··· LISTED RECORDS

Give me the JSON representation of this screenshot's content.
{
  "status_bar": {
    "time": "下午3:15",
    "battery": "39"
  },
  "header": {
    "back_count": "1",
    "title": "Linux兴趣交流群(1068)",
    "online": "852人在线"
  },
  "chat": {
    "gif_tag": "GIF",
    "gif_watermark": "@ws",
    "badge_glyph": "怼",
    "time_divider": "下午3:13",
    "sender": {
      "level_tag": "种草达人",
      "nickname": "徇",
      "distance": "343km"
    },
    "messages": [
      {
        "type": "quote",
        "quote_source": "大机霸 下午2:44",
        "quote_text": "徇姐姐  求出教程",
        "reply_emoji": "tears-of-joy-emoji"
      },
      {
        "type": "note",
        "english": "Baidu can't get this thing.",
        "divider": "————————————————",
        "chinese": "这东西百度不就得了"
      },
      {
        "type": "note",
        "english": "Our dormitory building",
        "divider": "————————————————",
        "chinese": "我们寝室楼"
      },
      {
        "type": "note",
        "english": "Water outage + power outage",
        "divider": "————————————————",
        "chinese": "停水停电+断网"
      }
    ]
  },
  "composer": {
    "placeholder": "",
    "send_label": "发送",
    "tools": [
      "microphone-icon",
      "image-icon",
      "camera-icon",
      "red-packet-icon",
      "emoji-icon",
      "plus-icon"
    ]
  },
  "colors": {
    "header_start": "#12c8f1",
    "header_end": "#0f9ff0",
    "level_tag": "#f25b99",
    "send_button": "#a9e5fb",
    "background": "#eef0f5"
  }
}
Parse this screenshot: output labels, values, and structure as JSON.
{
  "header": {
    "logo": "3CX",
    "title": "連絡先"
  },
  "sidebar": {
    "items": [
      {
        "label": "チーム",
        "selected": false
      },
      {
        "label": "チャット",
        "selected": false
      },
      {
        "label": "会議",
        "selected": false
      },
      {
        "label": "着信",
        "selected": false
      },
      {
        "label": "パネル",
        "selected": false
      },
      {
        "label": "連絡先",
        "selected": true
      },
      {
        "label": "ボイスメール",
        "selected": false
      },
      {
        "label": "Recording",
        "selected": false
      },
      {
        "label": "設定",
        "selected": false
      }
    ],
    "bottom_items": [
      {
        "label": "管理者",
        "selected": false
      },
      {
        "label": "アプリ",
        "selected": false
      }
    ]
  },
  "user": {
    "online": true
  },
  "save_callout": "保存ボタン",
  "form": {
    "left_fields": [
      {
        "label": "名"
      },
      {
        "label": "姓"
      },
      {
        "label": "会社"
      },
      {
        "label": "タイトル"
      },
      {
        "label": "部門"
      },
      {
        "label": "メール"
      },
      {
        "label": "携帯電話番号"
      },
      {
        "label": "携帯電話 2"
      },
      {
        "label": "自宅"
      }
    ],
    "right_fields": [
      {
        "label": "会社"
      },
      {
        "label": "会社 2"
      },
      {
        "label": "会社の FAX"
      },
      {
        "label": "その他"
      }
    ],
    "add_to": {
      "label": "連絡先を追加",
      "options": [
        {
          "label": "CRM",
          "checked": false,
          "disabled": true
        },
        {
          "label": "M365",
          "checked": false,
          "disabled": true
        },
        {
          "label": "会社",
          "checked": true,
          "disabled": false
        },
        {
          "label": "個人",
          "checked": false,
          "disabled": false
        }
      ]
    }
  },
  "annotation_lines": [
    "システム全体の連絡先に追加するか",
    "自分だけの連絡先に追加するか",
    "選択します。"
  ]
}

······

=== THE TASK ===
Repeat all the records. Match each line exactly.

=== RESPONSE BELOW ===
Give me the JSON representation of this screenshot's content.
{
  "status_bar": {
    "time": "下午3:15",
    "battery": "39"
  },
  "header": {
    "back_count": "1",
    "title": "Linux兴趣交流群(1068)",
    "online": "852人在线"
  },
  "chat": {
    "gif_tag": "GIF",
    "gif_watermark": "@ws",
    "badge_glyph": "怼",
    "time_divider": "下午3:13",
    "sender": {
      "level_tag": "种草达人",
      "nickname": "徇",
      "distance": "343km"
    },
    "messages": [
      {
        "type": "quote",
        "quote_source": "大机霸 下午2:44",
        "quote_text": "徇姐姐  求出教程",
        "reply_emoji": "tears-of-joy-emoji"
      },
      {
        "type": "note",
        "english": "Baidu can't get this thing.",
        "divider": "————————————————",
        "chinese": "这东西百度不就得了"
      },
      {
        "type": "note",
        "english": "Our dormitory building",
        "divider": "————————————————",
        "chinese": "我们寝室楼"
      },
      {
        "type": "note",
        "english": "Water outage + power outage",
        "divider": "————————————————",
        "chinese": "停水停电+断网"
      }
    ]
  },
  "composer": {
    "placeholder": "",
    "send_label": "发送",
    "tools": [
      "microphone-icon",
      "image-icon",
      "camera-icon",
      "red-packet-icon",
      "emoji-icon",
      "plus-icon"
    ]
  },
  "colors": {
    "header_start": "#12c8f1",
    "header_end": "#0f9ff0",
    "level_tag": "#f25b99",
    "send_button": "#a9e5fb",
    "background": "#eef0f5"
  }
}
Parse this screenshot: output labels, values, and structure as JSON.
{
  "header": {
    "logo": "3CX",
    "title": "連絡先"
  },
  "sidebar": {
    "items": [
      {
        "label": "チーム",
        "selected": false
      },
      {
        "label": "チャット",
        "selected": false
      },
      {
        "label": "会議",
        "selected": false
      },
      {
        "label": "着信",
        "selected": false
      },
      {
        "label": "パネル",
        "selected": false
      },
      {
        "label": "連絡先",
        "selected": true
      },
      {
        "label": "ボイスメール",
        "selected": false
      },
      {
        "label": "Recording",
        "selected": false
      },
      {
        "label": "設定",
        "selected": false
      }
    ],
    "bottom_items": [
      {
        "label": "管理者",
        "selected": false
      },
      {
        "label": "アプリ",
        "selected": false
      }
    ]
  },
  "user": {
    "online": true
  },
  "save_callout": "保存ボタン",
  "form": {
    "left_fields": [
      {
        "label": "名"
      },
      {
        "label": "姓"
      },
      {
        "label": "会社"
      },
      {
        "label": "タイトル"
      },
      {
        "label": "部門"
      },
      {
        "label": "メール"
      },
      {
        "label": "携帯電話番号"
      },
      {
        "label": "携帯電話 2"
      },
      {
        "label": "自宅"
      }
    ],
    "right_fields": [
      {
        "label": "会社"
      },
      {
        "label": "会社 2"
      },
      {
        "label": "会社の FAX"
      },
      {
        "label": "その他"
      }
    ],
    "add_to": {
      "label": "連絡先を追加",
      "options": [
        {
          "label": "CRM",
          "checked": false,
          "disabled": true
        },
        {
          "label": "M365",
          "checked": false,
          "disabled": true
        },
        {
          "label": "会社",
          "checked": true,
          "disabled": false
        },
        {
          "label": "個人",
          "checked": false,
          "disabled": false
        }
      ]
    }
  },
  "annotation_lines": [
    "システム全体の連絡先に追加するか",
    "自分だけの連絡先に追加するか",
    "選択します。"
  ]
}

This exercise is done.